- **WHAT IS EXPECTED**:
Answer with a single number: the count of lines that include the string "JSON".
:: DATA FOR THE TASK
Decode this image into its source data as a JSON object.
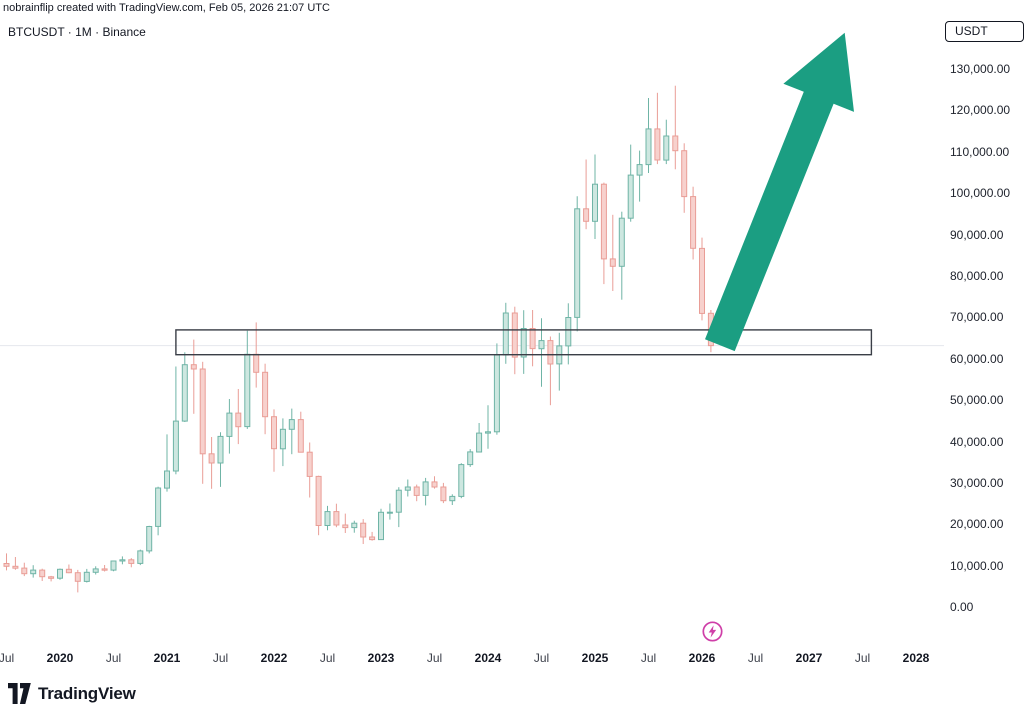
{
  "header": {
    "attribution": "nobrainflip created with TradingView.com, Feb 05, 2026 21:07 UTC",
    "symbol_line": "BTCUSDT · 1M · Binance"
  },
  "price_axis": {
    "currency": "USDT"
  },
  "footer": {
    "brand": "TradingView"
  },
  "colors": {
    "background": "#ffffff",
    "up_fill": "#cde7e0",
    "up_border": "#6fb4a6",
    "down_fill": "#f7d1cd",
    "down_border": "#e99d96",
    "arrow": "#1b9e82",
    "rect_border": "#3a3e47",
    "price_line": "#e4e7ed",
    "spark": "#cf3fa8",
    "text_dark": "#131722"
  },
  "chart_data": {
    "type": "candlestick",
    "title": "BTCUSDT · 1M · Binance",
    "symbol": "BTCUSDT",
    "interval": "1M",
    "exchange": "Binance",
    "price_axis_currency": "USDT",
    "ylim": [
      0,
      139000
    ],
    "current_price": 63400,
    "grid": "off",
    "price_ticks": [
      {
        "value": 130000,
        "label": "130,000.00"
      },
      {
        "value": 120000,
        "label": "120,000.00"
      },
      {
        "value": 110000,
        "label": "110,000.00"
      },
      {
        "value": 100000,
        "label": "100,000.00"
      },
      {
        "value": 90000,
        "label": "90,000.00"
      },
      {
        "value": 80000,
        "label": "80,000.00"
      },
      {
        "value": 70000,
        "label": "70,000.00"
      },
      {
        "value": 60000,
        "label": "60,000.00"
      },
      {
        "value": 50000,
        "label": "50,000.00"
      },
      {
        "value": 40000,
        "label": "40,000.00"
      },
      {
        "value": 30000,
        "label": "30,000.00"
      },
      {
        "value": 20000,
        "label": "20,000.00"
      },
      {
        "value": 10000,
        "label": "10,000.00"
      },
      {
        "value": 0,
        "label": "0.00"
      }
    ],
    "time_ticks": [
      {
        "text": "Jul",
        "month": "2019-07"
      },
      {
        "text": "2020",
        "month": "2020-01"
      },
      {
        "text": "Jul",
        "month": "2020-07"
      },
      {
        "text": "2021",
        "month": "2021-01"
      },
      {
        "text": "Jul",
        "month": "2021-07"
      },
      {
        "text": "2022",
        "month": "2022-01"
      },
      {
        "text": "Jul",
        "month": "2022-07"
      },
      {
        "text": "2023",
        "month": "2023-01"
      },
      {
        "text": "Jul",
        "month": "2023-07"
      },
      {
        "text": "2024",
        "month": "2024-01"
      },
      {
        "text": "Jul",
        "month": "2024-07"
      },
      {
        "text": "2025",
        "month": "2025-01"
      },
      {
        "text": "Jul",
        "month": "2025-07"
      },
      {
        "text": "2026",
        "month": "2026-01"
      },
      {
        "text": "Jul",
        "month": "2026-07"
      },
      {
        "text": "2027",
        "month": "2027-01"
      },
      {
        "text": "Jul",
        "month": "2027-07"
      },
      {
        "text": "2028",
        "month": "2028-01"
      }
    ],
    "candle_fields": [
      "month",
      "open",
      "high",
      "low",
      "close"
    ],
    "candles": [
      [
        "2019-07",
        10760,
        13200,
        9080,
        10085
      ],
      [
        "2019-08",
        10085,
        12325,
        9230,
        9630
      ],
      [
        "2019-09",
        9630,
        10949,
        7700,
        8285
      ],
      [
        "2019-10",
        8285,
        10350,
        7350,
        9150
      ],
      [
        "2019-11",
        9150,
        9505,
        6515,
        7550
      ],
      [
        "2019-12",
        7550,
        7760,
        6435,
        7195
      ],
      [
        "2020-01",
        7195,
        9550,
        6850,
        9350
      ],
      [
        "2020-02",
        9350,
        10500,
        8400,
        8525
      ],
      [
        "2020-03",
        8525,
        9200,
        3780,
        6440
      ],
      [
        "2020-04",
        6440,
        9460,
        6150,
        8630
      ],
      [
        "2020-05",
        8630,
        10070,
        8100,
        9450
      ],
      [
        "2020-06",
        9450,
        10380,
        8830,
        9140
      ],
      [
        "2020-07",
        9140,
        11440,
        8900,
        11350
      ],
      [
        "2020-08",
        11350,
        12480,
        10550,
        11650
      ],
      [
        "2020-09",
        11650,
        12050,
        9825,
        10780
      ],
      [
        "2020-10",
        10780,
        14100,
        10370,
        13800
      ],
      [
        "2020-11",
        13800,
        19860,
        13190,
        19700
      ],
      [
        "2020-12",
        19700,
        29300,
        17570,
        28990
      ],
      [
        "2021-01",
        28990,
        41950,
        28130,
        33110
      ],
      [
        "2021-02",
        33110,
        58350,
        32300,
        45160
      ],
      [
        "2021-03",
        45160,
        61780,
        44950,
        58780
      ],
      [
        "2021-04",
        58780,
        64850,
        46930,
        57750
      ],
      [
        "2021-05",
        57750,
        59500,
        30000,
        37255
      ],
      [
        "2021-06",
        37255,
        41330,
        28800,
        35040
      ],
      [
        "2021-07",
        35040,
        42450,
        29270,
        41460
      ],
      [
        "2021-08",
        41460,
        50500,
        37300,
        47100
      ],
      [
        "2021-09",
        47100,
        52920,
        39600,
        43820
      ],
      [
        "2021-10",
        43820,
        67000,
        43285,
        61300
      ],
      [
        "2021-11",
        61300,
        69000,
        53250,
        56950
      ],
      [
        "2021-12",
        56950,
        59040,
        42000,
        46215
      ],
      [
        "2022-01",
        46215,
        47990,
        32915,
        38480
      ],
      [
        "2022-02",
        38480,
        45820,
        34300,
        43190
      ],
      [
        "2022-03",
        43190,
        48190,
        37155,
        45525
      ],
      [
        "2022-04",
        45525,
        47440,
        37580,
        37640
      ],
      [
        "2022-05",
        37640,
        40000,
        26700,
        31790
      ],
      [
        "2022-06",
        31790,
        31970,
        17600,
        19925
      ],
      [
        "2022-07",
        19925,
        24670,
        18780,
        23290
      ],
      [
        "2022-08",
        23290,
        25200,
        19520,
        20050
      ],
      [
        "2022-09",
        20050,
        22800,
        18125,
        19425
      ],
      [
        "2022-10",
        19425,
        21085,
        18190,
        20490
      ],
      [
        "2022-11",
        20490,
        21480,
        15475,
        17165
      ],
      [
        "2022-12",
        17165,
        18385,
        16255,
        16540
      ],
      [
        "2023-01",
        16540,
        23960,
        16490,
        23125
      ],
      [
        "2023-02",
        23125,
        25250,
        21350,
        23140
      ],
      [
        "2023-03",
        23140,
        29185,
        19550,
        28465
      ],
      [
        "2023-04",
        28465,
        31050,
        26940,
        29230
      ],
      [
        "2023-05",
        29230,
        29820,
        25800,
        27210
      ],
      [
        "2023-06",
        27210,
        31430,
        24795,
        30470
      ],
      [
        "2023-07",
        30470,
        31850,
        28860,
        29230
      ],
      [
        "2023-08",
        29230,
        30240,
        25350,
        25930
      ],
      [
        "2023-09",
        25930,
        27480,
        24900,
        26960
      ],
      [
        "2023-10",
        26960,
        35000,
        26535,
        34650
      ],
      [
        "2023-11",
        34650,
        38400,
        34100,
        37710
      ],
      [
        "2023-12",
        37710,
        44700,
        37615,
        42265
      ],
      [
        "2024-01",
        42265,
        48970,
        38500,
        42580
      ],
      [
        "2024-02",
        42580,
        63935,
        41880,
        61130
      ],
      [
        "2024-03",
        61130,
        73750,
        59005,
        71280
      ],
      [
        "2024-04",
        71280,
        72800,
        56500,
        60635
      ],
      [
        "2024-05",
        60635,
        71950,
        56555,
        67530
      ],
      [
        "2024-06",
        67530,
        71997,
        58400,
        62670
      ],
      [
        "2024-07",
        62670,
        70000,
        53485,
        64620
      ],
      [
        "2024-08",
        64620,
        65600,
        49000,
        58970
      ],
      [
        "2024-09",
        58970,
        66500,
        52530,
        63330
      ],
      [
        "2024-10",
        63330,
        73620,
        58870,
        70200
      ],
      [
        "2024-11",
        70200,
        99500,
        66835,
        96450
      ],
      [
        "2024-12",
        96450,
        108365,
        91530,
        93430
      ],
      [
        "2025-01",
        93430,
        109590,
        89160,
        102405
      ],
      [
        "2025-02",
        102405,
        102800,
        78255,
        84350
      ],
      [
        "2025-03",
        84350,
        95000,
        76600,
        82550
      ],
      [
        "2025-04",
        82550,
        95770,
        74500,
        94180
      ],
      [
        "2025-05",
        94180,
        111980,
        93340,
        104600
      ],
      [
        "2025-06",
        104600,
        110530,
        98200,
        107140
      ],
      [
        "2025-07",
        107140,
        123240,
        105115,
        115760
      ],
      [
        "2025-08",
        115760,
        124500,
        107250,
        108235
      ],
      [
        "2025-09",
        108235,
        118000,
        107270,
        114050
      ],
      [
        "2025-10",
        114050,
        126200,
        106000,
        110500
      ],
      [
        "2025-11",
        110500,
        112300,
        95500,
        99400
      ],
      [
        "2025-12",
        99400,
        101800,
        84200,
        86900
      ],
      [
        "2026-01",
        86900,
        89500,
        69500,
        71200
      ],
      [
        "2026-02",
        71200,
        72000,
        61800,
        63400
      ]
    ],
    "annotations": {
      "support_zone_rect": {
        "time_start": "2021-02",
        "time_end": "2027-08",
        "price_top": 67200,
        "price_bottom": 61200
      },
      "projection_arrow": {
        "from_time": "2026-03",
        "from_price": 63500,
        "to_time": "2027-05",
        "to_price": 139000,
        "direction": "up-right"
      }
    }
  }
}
::::
:: DATA FOR THE TASK
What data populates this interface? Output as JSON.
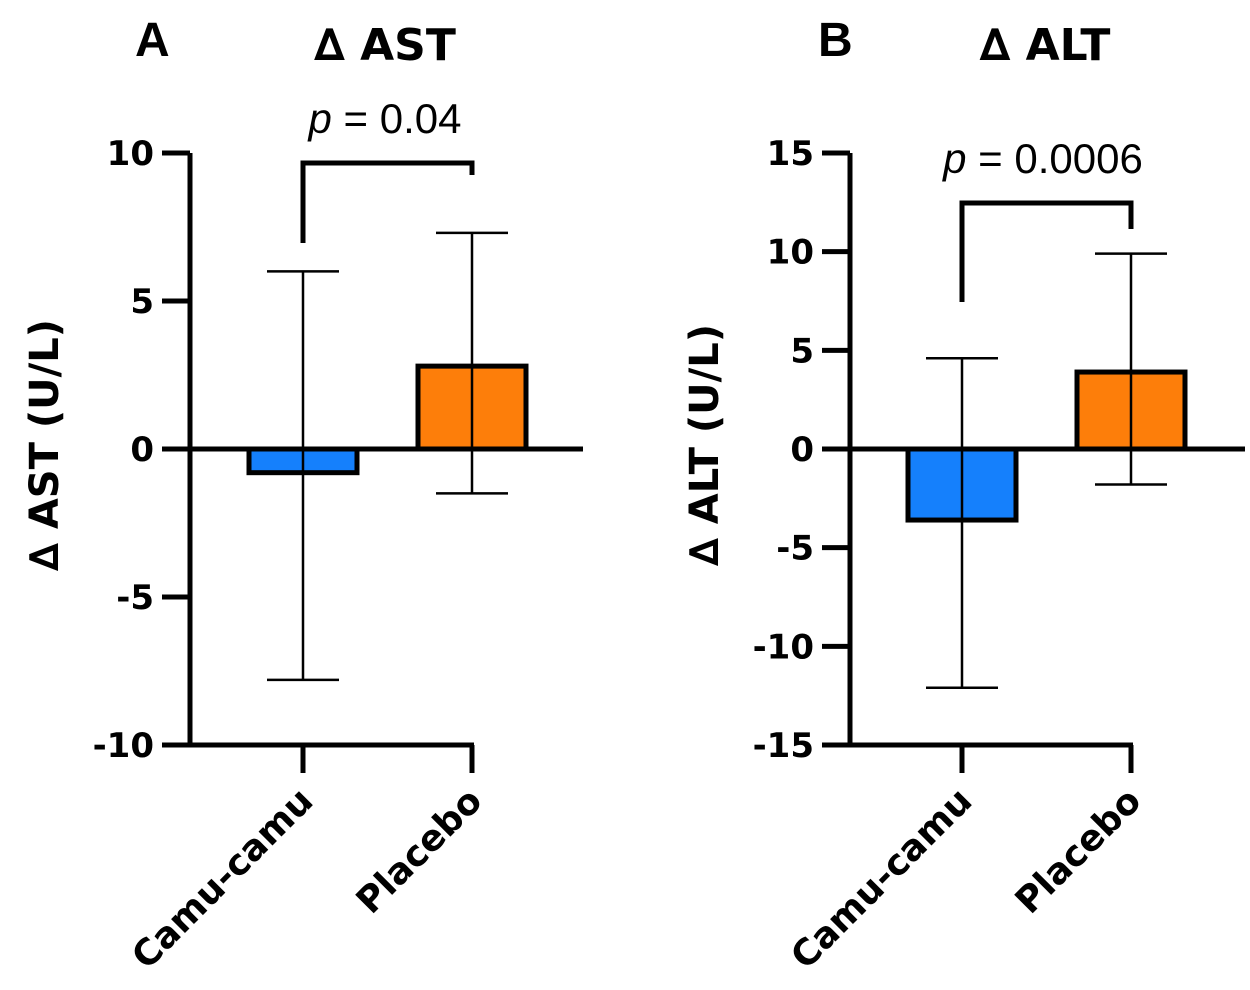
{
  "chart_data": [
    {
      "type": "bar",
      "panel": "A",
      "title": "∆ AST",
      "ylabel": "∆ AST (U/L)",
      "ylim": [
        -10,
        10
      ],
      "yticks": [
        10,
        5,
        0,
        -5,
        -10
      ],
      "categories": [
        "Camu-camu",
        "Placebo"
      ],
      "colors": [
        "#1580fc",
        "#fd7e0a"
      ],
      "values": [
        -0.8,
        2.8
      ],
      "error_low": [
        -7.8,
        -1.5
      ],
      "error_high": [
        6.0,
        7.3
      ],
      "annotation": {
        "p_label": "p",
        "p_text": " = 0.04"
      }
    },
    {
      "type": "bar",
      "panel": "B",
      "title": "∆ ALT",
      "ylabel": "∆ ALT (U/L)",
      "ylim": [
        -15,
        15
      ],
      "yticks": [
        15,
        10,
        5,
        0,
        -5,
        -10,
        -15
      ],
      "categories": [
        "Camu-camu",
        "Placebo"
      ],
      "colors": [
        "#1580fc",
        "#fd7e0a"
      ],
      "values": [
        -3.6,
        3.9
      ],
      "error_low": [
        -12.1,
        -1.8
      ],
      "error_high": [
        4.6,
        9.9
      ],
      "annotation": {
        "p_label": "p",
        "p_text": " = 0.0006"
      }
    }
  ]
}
::::
- **TASK OUTPUT**:
2